==== DATASET RECORDS ====

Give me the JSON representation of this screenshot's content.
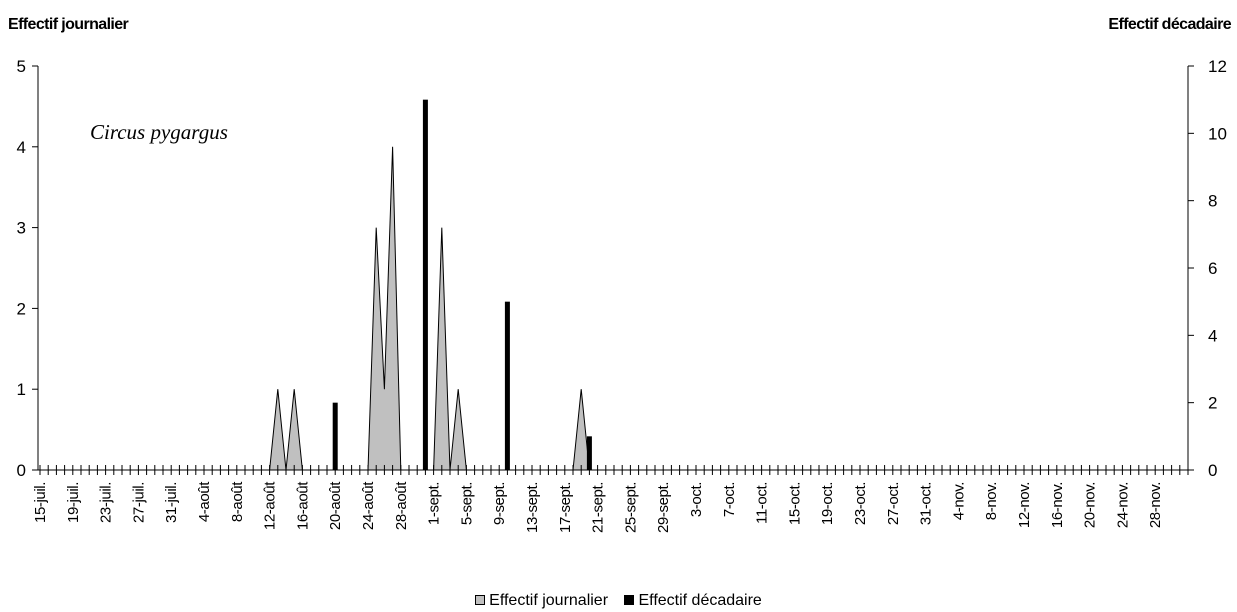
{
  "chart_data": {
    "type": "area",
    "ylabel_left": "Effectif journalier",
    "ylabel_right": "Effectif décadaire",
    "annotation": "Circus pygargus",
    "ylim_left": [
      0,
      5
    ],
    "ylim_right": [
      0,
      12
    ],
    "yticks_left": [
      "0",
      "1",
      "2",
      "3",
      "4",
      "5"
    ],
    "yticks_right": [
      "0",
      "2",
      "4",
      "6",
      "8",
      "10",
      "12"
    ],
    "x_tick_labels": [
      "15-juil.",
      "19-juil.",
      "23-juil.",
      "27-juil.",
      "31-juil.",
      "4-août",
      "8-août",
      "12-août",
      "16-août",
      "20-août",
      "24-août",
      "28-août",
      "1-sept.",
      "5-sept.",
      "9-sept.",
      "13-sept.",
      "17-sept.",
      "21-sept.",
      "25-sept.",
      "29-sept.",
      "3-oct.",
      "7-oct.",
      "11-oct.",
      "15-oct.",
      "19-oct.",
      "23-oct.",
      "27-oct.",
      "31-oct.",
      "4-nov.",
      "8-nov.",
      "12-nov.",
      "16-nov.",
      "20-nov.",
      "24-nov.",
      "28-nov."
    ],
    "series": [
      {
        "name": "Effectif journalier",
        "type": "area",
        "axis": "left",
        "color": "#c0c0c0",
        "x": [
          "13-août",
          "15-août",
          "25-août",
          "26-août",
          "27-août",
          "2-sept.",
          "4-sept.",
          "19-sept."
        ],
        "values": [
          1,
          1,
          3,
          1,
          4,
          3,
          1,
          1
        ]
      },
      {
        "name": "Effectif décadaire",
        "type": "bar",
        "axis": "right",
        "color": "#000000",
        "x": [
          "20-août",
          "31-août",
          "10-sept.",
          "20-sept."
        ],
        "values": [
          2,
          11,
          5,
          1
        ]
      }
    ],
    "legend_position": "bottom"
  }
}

====

» TASK TO COMPLETE:
Report every line in the data above in which the word "décadaire" appears.

» WRITTEN RESPONSE:
    "ylabel_right": "Effectif décadaire",
        "name": "Effectif décadaire",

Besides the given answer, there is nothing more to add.